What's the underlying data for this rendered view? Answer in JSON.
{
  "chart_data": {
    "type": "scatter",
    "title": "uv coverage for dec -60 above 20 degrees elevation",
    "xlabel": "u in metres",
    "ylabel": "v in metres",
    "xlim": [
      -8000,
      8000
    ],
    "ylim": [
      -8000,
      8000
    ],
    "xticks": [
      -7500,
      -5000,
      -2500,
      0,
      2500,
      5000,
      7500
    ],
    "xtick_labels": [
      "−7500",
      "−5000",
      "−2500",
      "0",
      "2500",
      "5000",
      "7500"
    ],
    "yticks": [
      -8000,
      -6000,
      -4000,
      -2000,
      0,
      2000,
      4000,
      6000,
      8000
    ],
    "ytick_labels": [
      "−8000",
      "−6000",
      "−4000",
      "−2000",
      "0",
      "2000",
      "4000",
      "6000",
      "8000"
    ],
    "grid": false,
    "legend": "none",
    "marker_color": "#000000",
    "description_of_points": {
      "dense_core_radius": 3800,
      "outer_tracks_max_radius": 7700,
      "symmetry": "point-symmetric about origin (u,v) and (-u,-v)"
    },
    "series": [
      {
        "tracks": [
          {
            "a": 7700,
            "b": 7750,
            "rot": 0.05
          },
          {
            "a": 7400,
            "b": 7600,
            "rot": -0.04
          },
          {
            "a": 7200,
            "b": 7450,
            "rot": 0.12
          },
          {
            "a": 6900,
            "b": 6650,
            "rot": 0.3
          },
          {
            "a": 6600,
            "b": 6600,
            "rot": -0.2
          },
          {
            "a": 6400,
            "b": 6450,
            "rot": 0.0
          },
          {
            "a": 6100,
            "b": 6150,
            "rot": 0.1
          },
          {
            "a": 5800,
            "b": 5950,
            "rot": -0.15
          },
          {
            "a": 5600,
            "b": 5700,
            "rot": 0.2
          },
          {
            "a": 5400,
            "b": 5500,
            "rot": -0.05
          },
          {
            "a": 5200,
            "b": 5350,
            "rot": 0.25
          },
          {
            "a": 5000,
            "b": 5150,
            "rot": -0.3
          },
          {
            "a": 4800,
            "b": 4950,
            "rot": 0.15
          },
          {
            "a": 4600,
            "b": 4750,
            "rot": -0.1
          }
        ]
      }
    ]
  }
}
================
Brief: Copy each line from the records above that includes the string "metres".

Written solution:
    "xlabel": "u in metres",
    "ylabel": "v in metres",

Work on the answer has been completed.